(Chart and figure data)

════

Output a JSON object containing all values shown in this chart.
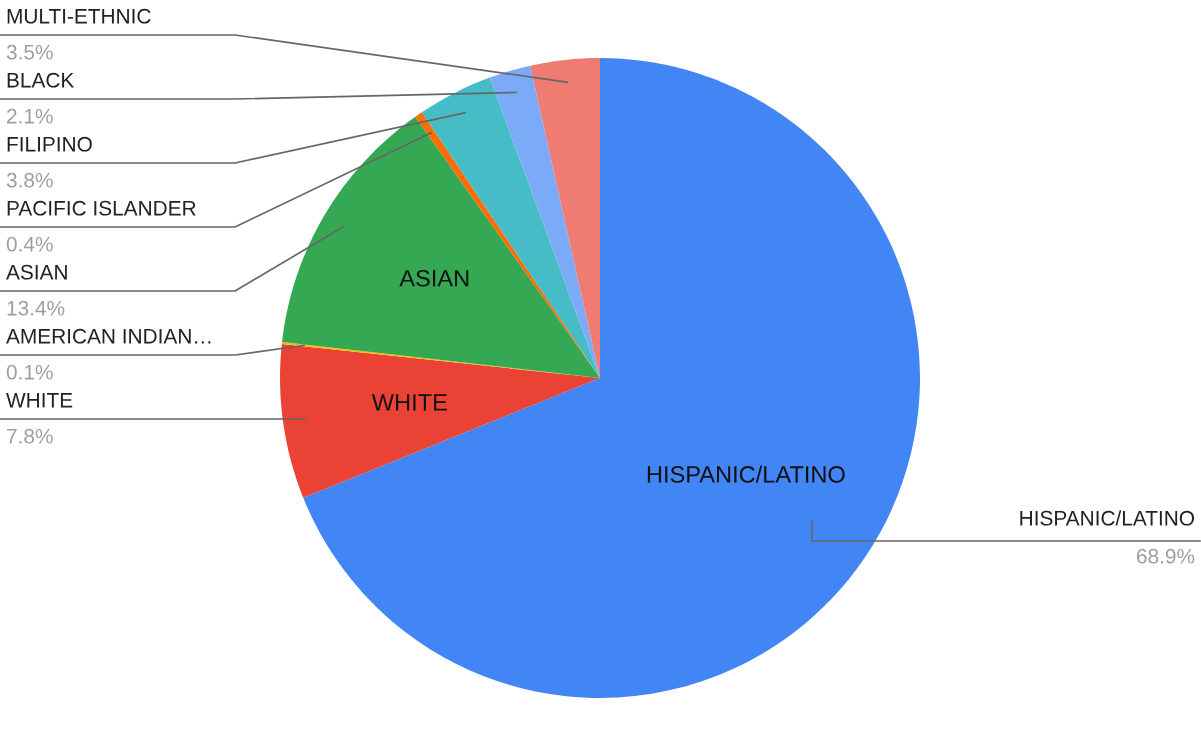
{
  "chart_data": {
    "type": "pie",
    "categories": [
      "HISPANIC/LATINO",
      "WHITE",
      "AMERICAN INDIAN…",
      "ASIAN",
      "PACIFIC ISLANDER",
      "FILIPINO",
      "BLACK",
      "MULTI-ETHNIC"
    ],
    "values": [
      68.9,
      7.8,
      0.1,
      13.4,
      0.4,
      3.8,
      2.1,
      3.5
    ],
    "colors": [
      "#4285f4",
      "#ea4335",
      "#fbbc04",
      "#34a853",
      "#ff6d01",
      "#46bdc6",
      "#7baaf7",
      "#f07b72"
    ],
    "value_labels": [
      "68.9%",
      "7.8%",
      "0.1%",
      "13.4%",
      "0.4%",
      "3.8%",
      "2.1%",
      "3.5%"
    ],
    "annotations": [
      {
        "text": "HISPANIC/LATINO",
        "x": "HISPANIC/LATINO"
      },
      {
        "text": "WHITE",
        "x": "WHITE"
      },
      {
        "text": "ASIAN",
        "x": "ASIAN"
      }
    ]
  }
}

════

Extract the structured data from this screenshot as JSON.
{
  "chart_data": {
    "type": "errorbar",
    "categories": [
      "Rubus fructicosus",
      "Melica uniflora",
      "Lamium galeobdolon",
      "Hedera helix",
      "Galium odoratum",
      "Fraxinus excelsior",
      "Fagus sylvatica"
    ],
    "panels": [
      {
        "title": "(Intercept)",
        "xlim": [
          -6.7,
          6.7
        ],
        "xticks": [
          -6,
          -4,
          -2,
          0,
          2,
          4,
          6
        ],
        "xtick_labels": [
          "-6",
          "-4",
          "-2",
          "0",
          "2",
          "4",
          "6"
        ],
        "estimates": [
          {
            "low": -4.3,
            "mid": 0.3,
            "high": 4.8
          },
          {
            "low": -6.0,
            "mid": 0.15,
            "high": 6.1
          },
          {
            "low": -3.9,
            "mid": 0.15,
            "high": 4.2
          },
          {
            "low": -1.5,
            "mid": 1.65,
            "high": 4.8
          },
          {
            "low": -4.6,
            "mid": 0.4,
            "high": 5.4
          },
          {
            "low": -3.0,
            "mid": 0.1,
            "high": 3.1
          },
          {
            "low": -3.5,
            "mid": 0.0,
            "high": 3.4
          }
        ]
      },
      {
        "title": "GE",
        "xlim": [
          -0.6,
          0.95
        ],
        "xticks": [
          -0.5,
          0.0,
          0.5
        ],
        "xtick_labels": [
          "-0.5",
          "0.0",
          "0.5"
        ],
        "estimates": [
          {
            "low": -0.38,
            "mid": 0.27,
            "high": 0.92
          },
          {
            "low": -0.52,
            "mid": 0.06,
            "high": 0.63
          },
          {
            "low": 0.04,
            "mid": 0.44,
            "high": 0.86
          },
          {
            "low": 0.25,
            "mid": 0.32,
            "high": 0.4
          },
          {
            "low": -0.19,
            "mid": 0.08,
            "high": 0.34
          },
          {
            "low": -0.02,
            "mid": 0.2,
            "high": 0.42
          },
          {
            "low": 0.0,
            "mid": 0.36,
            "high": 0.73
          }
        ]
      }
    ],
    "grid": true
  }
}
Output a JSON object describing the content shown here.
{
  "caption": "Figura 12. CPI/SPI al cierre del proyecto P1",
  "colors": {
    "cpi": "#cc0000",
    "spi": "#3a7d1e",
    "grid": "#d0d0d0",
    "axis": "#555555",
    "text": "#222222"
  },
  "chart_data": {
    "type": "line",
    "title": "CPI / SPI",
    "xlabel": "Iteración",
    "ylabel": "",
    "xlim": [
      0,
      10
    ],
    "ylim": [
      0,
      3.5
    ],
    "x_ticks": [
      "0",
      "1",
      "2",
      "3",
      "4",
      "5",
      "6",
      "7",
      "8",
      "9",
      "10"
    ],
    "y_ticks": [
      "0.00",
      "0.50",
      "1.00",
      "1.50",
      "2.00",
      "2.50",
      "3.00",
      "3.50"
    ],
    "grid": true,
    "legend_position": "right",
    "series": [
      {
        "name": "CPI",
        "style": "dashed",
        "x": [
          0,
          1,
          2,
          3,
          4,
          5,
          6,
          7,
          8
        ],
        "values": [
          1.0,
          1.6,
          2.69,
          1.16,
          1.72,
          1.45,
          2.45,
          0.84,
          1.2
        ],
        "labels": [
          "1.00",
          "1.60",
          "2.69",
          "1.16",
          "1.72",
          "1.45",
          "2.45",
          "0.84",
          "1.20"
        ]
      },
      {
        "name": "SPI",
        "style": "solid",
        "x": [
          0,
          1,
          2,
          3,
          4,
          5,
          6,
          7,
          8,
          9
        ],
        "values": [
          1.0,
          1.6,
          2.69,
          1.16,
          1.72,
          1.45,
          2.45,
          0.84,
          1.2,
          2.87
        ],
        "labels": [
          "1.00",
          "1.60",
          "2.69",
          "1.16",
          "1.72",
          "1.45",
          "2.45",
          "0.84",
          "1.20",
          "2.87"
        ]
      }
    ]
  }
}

════

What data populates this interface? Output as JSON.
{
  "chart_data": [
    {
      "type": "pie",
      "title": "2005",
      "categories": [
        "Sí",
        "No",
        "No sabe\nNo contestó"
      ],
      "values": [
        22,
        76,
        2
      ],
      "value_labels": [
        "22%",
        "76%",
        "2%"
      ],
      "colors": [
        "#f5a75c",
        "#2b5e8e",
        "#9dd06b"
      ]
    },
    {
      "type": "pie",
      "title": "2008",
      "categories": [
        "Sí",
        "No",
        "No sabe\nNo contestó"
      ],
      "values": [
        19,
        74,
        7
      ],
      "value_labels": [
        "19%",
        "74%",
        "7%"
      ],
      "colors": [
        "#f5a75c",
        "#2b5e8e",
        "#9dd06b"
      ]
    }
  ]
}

════

The exercise >> Go over the data above and copy every line that has the word "this" in it.

Response to the exercise >>
Output a JSON object containing all values shown in this chart.
Extract the structured data from this screenshot as JSON.
What data populates this interface? Output as JSON.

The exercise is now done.